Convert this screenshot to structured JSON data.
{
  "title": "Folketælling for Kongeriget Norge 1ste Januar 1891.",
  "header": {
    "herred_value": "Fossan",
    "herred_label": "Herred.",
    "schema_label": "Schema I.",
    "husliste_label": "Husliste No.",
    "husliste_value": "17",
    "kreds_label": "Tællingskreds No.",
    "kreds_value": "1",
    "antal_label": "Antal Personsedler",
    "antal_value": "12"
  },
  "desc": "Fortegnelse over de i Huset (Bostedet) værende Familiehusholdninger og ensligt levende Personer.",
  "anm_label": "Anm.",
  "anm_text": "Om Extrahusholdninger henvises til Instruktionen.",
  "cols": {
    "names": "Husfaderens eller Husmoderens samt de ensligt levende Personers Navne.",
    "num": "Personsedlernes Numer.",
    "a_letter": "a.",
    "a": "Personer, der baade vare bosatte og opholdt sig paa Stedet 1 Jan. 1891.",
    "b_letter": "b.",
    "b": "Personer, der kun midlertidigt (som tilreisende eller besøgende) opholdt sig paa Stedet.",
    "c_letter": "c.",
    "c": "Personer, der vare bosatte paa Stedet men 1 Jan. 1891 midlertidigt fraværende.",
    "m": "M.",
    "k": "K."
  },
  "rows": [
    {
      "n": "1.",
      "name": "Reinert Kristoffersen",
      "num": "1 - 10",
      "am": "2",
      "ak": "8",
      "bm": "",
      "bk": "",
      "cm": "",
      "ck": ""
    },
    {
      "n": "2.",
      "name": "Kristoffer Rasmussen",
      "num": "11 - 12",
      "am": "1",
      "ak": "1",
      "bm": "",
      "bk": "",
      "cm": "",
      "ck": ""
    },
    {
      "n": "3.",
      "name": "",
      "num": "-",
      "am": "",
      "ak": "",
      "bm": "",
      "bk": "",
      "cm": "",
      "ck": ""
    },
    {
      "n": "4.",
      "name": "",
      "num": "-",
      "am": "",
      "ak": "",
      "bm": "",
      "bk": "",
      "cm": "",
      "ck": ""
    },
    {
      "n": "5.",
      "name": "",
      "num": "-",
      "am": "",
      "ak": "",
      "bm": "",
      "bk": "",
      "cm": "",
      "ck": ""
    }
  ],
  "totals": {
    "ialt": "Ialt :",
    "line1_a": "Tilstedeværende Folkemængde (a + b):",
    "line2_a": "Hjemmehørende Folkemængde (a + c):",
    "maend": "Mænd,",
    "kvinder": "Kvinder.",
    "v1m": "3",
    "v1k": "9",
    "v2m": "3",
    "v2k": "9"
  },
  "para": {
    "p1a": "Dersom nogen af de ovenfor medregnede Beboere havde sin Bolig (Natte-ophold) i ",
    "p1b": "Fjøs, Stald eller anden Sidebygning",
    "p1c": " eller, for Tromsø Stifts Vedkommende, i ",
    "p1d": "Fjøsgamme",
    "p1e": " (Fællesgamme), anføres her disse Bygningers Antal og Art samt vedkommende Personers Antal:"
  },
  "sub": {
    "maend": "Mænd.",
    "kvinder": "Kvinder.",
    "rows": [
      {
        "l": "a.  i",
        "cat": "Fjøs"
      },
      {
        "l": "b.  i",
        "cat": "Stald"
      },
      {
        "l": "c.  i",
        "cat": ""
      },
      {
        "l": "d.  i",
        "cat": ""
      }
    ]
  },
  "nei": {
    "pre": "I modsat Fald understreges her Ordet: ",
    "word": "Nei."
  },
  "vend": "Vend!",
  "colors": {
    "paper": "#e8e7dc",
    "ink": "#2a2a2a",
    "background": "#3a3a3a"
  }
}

Exercise prompt:
Pick out every line of the listing containing the word "opholdt", and show those lines.

Task result:
    "a": "Personer, der baade vare bosatte og opholdt sig paa Stedet 1 Jan. 1891.",
    "b": "Personer, der kun midlertidigt (som tilreisende eller besøgende) opholdt sig paa Stedet.",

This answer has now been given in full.